GIVEN TASK:
Print every entry exactly as written.

--------------------------------

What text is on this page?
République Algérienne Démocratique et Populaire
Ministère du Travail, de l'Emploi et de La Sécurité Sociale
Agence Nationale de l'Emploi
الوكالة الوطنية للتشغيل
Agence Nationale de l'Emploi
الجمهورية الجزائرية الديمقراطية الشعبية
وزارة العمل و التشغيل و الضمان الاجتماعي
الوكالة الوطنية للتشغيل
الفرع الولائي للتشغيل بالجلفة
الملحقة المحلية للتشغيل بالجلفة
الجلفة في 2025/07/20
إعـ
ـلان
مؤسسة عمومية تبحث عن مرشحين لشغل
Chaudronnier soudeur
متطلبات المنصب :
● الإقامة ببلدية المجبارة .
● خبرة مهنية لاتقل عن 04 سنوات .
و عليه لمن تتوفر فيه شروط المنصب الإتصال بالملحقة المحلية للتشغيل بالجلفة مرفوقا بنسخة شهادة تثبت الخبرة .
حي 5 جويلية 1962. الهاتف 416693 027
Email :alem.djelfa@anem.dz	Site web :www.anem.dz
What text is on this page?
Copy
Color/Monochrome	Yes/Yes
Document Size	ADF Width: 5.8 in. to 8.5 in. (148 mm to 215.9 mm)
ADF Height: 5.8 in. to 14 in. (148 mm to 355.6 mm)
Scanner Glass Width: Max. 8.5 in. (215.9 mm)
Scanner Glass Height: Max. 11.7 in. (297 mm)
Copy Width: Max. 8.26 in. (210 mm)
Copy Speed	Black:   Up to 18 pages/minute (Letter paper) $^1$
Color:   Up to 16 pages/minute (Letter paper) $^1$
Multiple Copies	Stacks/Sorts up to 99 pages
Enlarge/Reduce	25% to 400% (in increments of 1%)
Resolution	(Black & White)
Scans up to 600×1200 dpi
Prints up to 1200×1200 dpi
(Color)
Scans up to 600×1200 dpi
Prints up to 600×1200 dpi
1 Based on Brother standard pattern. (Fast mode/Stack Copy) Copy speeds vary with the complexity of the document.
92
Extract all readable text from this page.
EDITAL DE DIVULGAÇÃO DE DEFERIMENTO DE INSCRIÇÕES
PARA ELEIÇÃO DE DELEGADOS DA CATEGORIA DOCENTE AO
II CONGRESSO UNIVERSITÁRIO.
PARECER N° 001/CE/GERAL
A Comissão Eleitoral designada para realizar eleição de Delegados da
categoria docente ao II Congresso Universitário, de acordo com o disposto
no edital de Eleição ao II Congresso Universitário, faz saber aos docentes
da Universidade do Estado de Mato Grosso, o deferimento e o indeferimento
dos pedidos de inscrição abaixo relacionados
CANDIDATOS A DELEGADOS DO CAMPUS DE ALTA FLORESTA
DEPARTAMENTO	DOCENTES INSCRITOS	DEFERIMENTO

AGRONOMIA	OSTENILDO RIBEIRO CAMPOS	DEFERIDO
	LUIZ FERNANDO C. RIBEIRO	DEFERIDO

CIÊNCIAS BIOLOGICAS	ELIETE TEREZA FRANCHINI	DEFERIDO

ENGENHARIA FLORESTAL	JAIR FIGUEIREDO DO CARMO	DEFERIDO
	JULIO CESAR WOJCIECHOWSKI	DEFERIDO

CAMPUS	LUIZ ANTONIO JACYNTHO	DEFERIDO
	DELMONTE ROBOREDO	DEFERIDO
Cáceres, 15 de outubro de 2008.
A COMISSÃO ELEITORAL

--------------------------------

RESULT FOR THIS EXERCISE:
What text is on this page?
République Algérienne Démocratique et Populaire
Ministère du Travail, de l'Emploi et de La Sécurité Sociale
Agence Nationale de l'Emploi
الوكالة الوطنية للتشغيل
Agence Nationale de l'Emploi
الجمهورية الجزائرية الديمقراطية الشعبية
وزارة العمل و التشغيل و الضمان الاجتماعي
الوكالة الوطنية للتشغيل
الفرع الولائي للتشغيل بالجلفة
الملحقة المحلية للتشغيل بالجلفة
الجلفة في 2025/07/20
إعـ
ـلان
مؤسسة عمومية تبحث عن مرشحين لشغل
Chaudronnier soudeur
متطلبات المنصب :
● الإقامة ببلدية المجبارة .
● خبرة مهنية لاتقل عن 04 سنوات .
و عليه لمن تتوفر فيه شروط المنصب الإتصال بالملحقة المحلية للتشغيل بالجلفة مرفوقا بنسخة شهادة تثبت الخبرة .
حي 5 جويلية 1962. الهاتف 416693 027
Email :alem.djelfa@anem.dz	Site web :www.anem.dz
What text is on this page?
Copy
Color/Monochrome	Yes/Yes
Document Size	ADF Width: 5.8 in. to 8.5 in. (148 mm to 215.9 mm)
ADF Height: 5.8 in. to 14 in. (148 mm to 355.6 mm)
Scanner Glass Width: Max. 8.5 in. (215.9 mm)
Scanner Glass Height: Max. 11.7 in. (297 mm)
Copy Width: Max. 8.26 in. (210 mm)
Copy Speed	Black:   Up to 18 pages/minute (Letter paper) $^1$
Color:   Up to 16 pages/minute (Letter paper) $^1$
Multiple Copies	Stacks/Sorts up to 99 pages
Enlarge/Reduce	25% to 400% (in increments of 1%)
Resolution	(Black & White)
Scans up to 600×1200 dpi
Prints up to 1200×1200 dpi
(Color)
Scans up to 600×1200 dpi
Prints up to 600×1200 dpi
1 Based on Brother standard pattern. (Fast mode/Stack Copy) Copy speeds vary with the complexity of the document.
92
Extract all readable text from this page.
EDITAL DE DIVULGAÇÃO DE DEFERIMENTO DE INSCRIÇÕES
PARA ELEIÇÃO DE DELEGADOS DA CATEGORIA DOCENTE AO
II CONGRESSO UNIVERSITÁRIO.
PARECER N° 001/CE/GERAL
A Comissão Eleitoral designada para realizar eleição de Delegados da
categoria docente ao II Congresso Universitário, de acordo com o disposto
no edital de Eleição ao II Congresso Universitário, faz saber aos docentes
da Universidade do Estado de Mato Grosso, o deferimento e o indeferimento
dos pedidos de inscrição abaixo relacionados
CANDIDATOS A DELEGADOS DO CAMPUS DE ALTA FLORESTA
DEPARTAMENTO	DOCENTES INSCRITOS	DEFERIMENTO

AGRONOMIA	OSTENILDO RIBEIRO CAMPOS	DEFERIDO
	LUIZ FERNANDO C. RIBEIRO	DEFERIDO

CIÊNCIAS BIOLOGICAS	ELIETE TEREZA FRANCHINI	DEFERIDO

ENGENHARIA FLORESTAL	JAIR FIGUEIREDO DO CARMO	DEFERIDO
	JULIO CESAR WOJCIECHOWSKI	DEFERIDO

CAMPUS	LUIZ ANTONIO JACYNTHO	DEFERIDO
	DELMONTE ROBOREDO	DEFERIDO
Cáceres, 15 de outubro de 2008.
A COMISSÃO ELEITORAL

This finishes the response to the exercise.